(Element location listings)
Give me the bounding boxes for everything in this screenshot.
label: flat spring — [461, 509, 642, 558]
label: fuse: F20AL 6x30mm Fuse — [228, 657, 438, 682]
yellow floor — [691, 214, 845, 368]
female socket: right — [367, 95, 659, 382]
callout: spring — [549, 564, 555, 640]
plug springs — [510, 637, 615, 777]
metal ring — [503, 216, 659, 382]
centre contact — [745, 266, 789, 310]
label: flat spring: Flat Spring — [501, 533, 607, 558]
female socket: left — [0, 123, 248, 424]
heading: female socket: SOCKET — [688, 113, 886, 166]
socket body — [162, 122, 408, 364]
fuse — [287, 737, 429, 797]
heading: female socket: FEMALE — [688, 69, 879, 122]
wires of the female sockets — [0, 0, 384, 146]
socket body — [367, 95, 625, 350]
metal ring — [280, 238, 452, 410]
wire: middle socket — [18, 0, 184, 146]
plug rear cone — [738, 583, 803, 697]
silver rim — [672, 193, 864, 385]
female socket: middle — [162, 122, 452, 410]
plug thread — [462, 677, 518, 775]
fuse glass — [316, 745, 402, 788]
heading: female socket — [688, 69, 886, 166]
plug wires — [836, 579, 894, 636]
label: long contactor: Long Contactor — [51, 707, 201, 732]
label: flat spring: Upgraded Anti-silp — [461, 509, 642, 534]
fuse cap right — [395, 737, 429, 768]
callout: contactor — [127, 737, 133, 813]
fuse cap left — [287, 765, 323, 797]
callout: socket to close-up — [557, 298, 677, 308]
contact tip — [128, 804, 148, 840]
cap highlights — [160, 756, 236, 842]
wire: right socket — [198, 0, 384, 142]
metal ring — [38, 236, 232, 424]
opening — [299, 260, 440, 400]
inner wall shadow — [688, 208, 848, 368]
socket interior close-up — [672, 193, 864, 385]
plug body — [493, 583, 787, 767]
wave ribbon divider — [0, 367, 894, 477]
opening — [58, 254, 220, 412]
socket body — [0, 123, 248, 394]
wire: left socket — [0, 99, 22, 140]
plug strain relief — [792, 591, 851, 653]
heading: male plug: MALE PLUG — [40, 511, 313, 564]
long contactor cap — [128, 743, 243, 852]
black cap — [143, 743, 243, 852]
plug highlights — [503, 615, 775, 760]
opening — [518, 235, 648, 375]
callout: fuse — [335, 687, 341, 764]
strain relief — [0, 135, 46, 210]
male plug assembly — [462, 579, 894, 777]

**Exercise objective**
Reproduce the data above line for line, with no changes of any kind.

**Task solution**
Give me the bounding boxes for everything in this screenshot.
label: flat spring — [461, 509, 642, 558]
label: fuse: F20AL 6x30mm Fuse — [228, 657, 438, 682]
yellow floor — [691, 214, 845, 368]
female socket: right — [367, 95, 659, 382]
callout: spring — [549, 564, 555, 640]
plug springs — [510, 637, 615, 777]
metal ring — [503, 216, 659, 382]
centre contact — [745, 266, 789, 310]
label: flat spring: Flat Spring — [501, 533, 607, 558]
female socket: left — [0, 123, 248, 424]
heading: female socket: SOCKET — [688, 113, 886, 166]
socket body — [162, 122, 408, 364]
fuse — [287, 737, 429, 797]
heading: female socket: FEMALE — [688, 69, 879, 122]
wires of the female sockets — [0, 0, 384, 146]
socket body — [367, 95, 625, 350]
metal ring — [280, 238, 452, 410]
wire: middle socket — [18, 0, 184, 146]
plug rear cone — [738, 583, 803, 697]
silver rim — [672, 193, 864, 385]
female socket: middle — [162, 122, 452, 410]
plug thread — [462, 677, 518, 775]
fuse glass — [316, 745, 402, 788]
heading: female socket — [688, 69, 886, 166]
plug wires — [836, 579, 894, 636]
label: long contactor: Long Contactor — [51, 707, 201, 732]
label: flat spring: Upgraded Anti-silp — [461, 509, 642, 534]
fuse cap right — [395, 737, 429, 768]
callout: contactor — [127, 737, 133, 813]
fuse cap left — [287, 765, 323, 797]
callout: socket to close-up — [557, 298, 677, 308]
contact tip — [128, 804, 148, 840]
cap highlights — [160, 756, 236, 842]
wire: right socket — [198, 0, 384, 142]
metal ring — [38, 236, 232, 424]
opening — [299, 260, 440, 400]
inner wall shadow — [688, 208, 848, 368]
socket interior close-up — [672, 193, 864, 385]
plug body — [493, 583, 787, 767]
wave ribbon divider — [0, 367, 894, 477]
opening — [58, 254, 220, 412]
socket body — [0, 123, 248, 394]
wire: left socket — [0, 99, 22, 140]
plug strain relief — [792, 591, 851, 653]
heading: male plug: MALE PLUG — [40, 511, 313, 564]
long contactor cap — [128, 743, 243, 852]
black cap — [143, 743, 243, 852]
plug highlights — [503, 615, 775, 760]
opening — [518, 235, 648, 375]
callout: fuse — [335, 687, 341, 764]
strain relief — [0, 135, 46, 210]
male plug assembly — [462, 579, 894, 777]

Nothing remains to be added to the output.